■ TASK DESCRIPTION ■
Rewrite the lines below, from the line with "y-tick-label: 2 × 108 xyxy=(139,161,261,202)" to the line with "x-axis-label: Time xyxy=(1042,1361,1126,1401)", both included, as a numbered list, leaving out any blank lines.
BEGIN
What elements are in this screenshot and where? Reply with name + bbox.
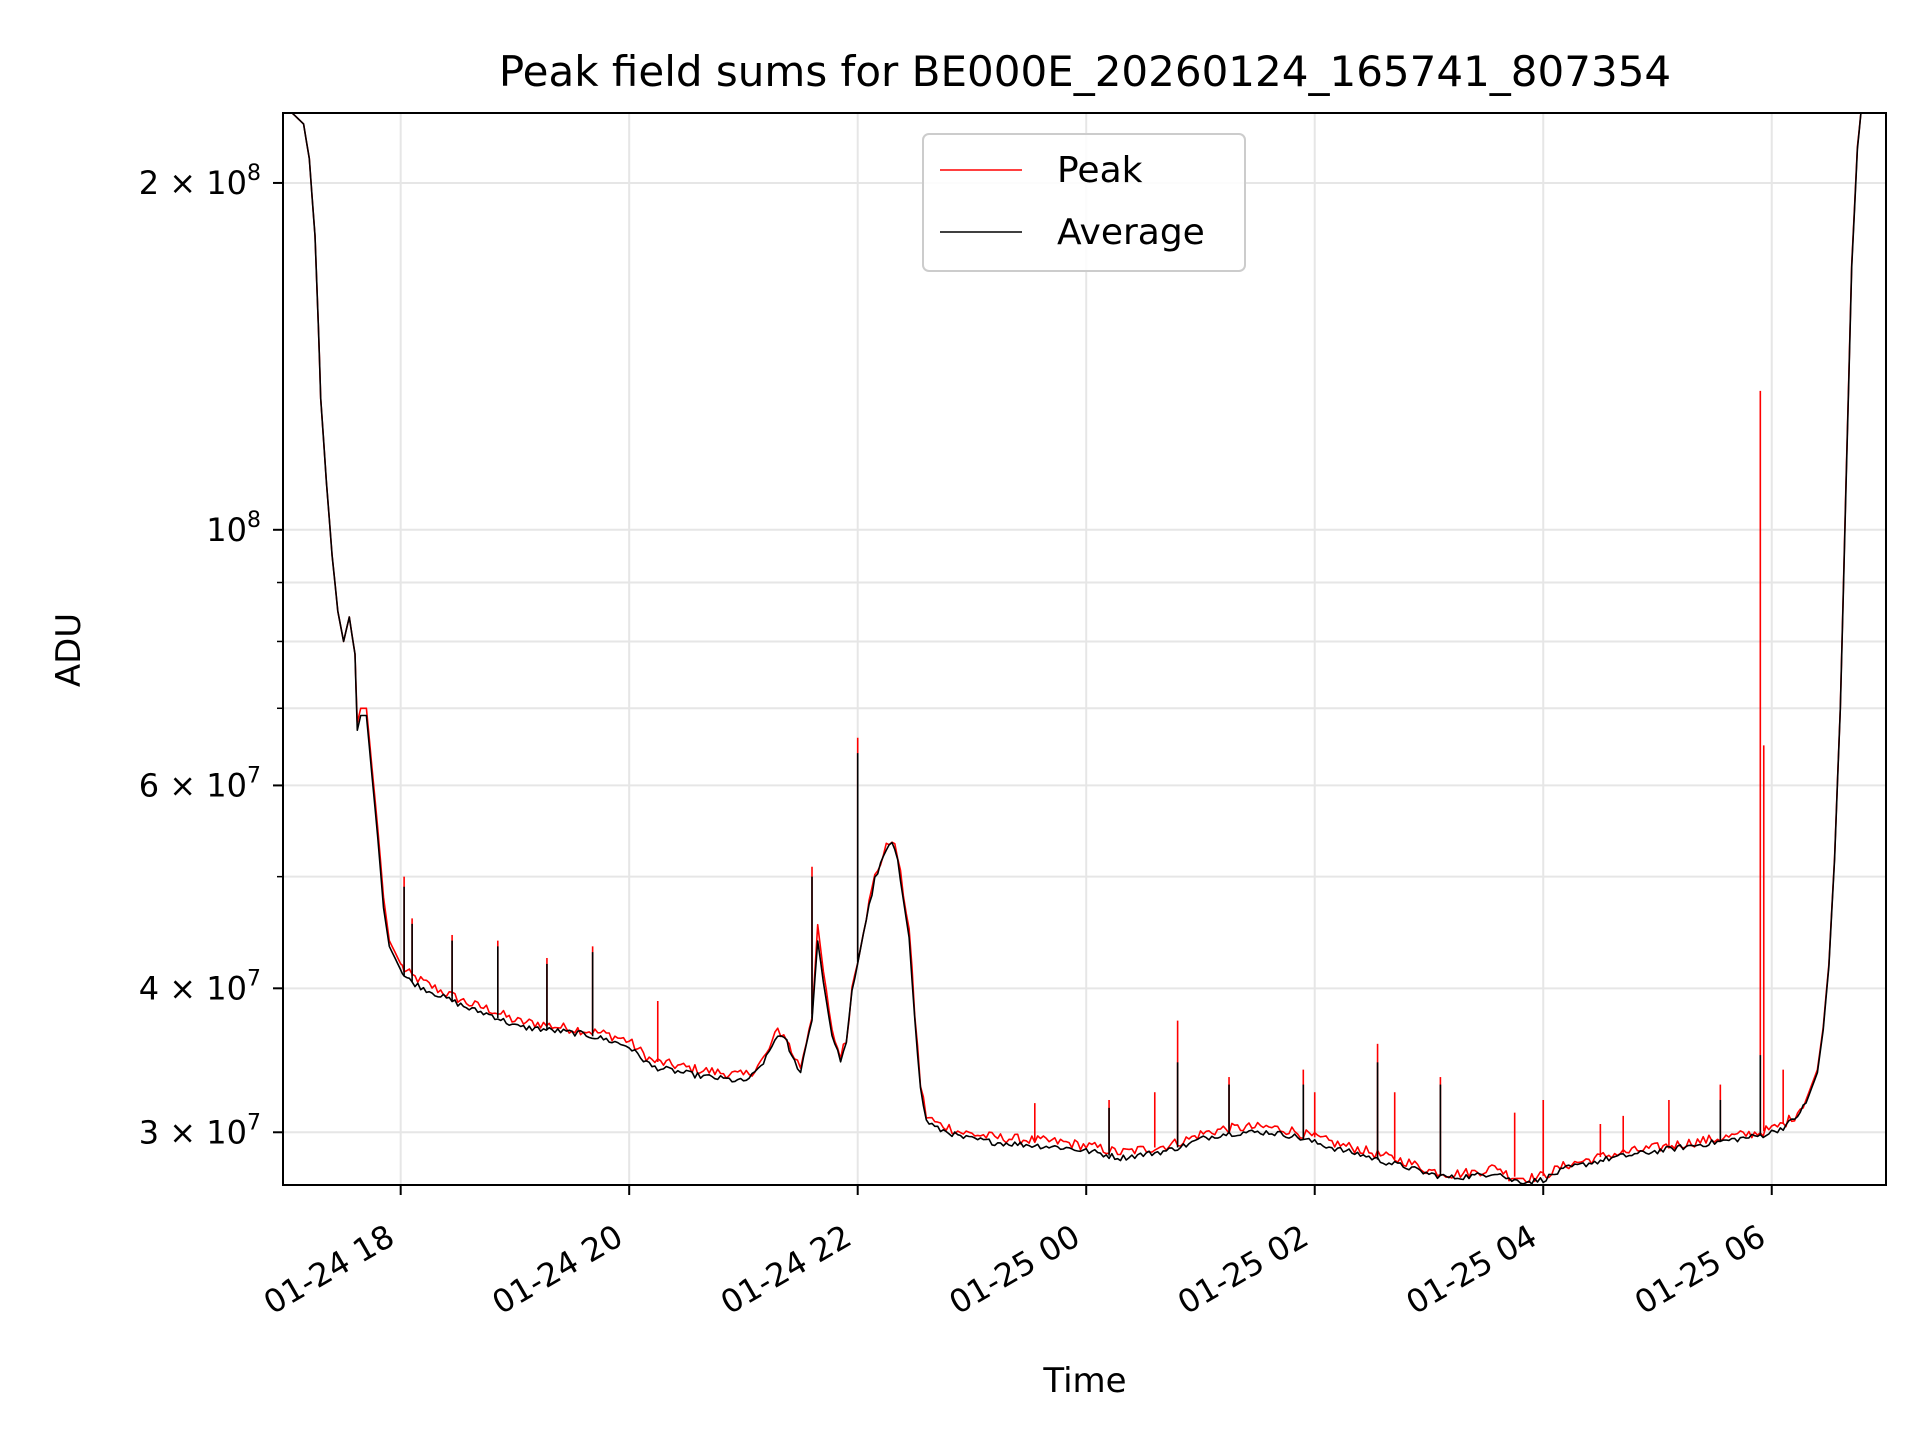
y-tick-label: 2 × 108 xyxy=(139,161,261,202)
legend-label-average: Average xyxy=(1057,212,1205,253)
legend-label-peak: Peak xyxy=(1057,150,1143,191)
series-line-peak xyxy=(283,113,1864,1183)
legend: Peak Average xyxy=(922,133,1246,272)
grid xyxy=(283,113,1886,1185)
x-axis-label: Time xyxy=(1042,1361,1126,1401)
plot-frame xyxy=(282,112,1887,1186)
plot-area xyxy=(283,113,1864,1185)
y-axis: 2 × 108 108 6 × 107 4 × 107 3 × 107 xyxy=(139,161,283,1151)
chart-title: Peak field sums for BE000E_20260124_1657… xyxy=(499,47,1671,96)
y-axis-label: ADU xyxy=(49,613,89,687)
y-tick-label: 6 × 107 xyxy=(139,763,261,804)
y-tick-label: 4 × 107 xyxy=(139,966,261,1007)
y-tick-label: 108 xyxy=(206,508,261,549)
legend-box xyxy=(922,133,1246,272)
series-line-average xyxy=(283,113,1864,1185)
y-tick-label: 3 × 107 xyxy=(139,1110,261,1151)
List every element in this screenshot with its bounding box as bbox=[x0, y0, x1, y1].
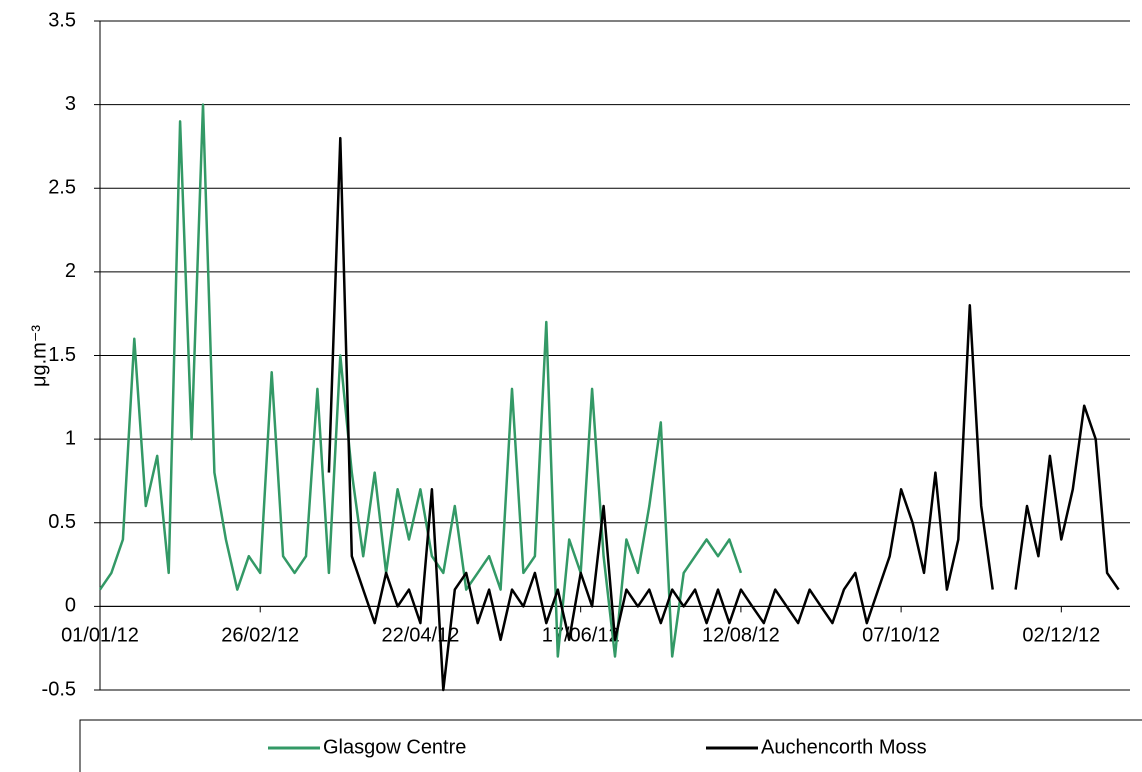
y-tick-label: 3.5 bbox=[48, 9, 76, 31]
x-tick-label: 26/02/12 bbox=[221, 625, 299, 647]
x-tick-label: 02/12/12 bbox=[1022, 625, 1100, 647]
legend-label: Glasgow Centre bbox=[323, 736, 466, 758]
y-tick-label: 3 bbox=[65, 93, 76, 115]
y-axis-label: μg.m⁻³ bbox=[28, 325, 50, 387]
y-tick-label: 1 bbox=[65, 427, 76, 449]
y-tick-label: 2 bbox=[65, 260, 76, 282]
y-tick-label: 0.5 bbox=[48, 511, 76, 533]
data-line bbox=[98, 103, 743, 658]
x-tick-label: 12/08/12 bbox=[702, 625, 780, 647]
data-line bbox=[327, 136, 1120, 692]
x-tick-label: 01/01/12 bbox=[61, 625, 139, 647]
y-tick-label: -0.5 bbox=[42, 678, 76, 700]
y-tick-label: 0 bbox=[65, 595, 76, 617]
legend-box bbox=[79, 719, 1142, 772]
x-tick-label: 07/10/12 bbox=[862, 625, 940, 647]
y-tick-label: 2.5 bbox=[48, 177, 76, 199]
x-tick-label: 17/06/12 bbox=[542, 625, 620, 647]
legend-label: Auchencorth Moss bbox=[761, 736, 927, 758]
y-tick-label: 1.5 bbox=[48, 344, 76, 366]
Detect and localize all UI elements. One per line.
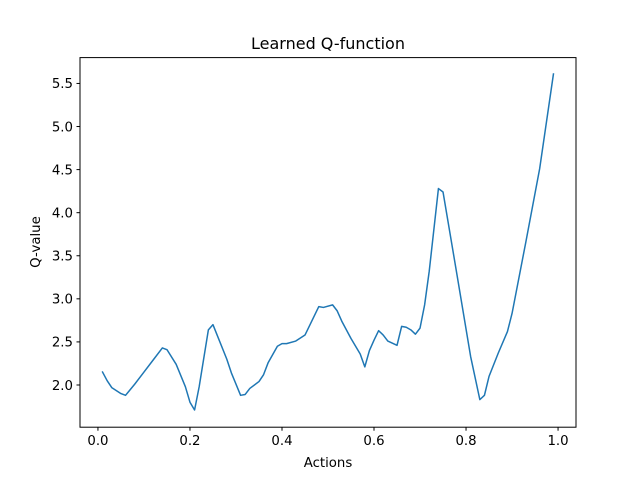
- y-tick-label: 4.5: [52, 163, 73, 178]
END
■ REPLY TO THE TASK ■
1. y-tick-label: 2 × 108 xyxy=(139,161,261,202)
2. legend-label-average: Average xyxy=(1057,212,1205,253)
3. legend-label-peak: Peak xyxy=(1057,150,1143,191)
4. series-line-peak xyxy=(283,113,1864,1183)
5. legend: Peak Average xyxy=(922,133,1246,272)
6. grid xyxy=(283,113,1886,1185)
7. x-axis-label: Time xyxy=(1042,1361,1126,1401)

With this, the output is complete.